» Extrait du texte
>>>>>
Au cours de mes recherches à propos des tavernes, buvettes et autres relais routiers, j’ai découvert le nom d’un pays languedocien qui m’était inconnu jusqu’ici, même si je connais très bien le pays lui-même. J’ai hésité à en faire l’objet de la devinette de mon précédent billet mais cela m’a finalement semblé trop compliqué. Alors, voilà (je n’ai pas voulu surcharger mon billet de liens inutiles, débrouillez vous !) :
Le Sustansonès
Ce pays historique, du haut Moyen Âge, était situé autour de son chef-lieu Sustantion, localité disparue, dont seule la mémoire persiste dans les quelques ruines mises au jour dans le quartier aujourd’hui nommé Substantion de Castelnau-le-Lez (Hérault).

Son nom est attesté pago Substantionense en 848 évolué en Sustansonez en 1129 : il s’agit d’une formation sur le nom de la ville Sustantio muni du suffixe d’appartenance latin -ense. Il s’agissait d’un oppidum occupé dès les IXè – VIIIè siècles av. J.-C. jusqu’au IXè siècle, surplombant la voie Domitienne qui va d’Arles à l’Espagne.

La via domitia à Castelnau-le-Lez
Son nom apparaît sous des formes variables : Sextantione (17 av. J.-C.), Sesta(n)tiensis, Sextatione (IIIè s.), Sostantione (333), Substancionencis (801). La première forme, Sextantio, semble être une réfection latine d’un modèle antérieur, sans doute le gaulois *sextametos, « septième », et le suffixe –ione. Ce chiffre pourrait faire référence aux nombre de mille romains séparant le lieu d’une station située plus à l’Est sur la voie romaine et dont le nom actuel Mudaison garde le souvenir (cf. le précédent billet). La forme Sostantione de 333 (dans l’itinéraire de l’Anonyme de Bordeaux) semble être une réinterprétation ou une réfection du nom : la première syllabe Sos- peut être comprise comme une variante du latin Sus-, lui-même issu de Subs-. D’où l’étymologie complexe donnée par E. Nègre (TGF*) qui fait venir le nom du latin sustent(a)tio(n), « alimentation, nourriture », pour désigner une auberge (et la voilà, cette auberge !) à côté de la mutatio, le relais de poste, avec attraction de sextans, « sixième d’un as ». L’occitan Soustansou a été francisé en Substantion, par attraction du français « substance ». On trouve le nom du pays écrit Sustansonès avec un seul -n- (DNLF*) comme sur la carte ci-dessus mais aussi, fautivement à mon avis, Sustansonnès (DPPF*).
<<<<<
» Données présentées
>>>>>
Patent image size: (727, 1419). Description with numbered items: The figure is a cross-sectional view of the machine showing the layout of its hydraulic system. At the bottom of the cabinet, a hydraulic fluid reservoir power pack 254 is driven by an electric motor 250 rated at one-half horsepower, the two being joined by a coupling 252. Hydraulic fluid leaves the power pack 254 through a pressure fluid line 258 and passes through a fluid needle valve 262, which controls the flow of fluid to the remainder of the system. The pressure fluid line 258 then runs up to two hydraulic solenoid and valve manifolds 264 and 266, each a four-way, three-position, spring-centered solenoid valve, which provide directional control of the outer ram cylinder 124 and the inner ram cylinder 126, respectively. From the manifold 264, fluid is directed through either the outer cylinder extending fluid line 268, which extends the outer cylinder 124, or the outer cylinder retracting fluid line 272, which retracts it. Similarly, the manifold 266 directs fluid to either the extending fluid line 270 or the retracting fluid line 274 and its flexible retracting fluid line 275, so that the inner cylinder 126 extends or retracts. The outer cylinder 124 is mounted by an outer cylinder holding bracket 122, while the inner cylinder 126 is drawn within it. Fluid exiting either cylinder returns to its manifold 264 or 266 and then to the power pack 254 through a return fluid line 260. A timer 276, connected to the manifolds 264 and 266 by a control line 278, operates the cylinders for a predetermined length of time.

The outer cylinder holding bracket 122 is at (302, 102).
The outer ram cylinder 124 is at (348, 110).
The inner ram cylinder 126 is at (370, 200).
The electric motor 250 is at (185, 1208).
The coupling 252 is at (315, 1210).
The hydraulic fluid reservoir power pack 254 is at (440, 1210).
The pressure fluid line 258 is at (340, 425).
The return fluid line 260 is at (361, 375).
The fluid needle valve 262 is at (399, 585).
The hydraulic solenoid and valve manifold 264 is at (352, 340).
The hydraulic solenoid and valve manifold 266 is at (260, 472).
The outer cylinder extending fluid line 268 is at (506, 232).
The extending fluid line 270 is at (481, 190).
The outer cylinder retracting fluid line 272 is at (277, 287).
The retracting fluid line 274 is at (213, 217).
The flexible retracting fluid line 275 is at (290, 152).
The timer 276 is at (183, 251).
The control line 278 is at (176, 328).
<<<<<
» Exercices
[A] Selon l'extrait sur le Sustansonès, quel était le chef-lieu de ce pays historique ?
[B] Dans l'extrait sur le Sustansonès, recopiez le passage qui commence par « Au cours de » et s'arrête après « de Castelnau-le-Lez (Hérault). », en remplaçant « ruines » par « vestiges ».
Appuyez-vous uniquement sur l'extrait pour répondre.

» Corrigés détaillés
[A] Son chef-lieu était Sustantion, une localité aujourd'hui disparue.

[B]
Au cours de mes recherches à propos des tavernes, buvettes et autres relais routiers, j’ai découvert le nom d’un pays languedocien qui m’était inconnu jusqu’ici, même si je connais très bien le pays lui-même. J’ai hésité à en faire l’objet de la devinette de mon précédent billet mais cela m’a finalement semblé trop compliqué. Alors, voilà (je n’ai pas voulu surcharger mon billet de liens inutiles, débrouillez vous !) :
Le Sustansonès
Ce pays historique, du haut Moyen Âge, était situé autour de son chef-lieu Sustantion, localité disparue, dont seule la mémoire persiste dans les quelques vestiges mises au jour dans le quartier aujourd’hui nommé Substantion de Castelnau-le-Lez (Hérault).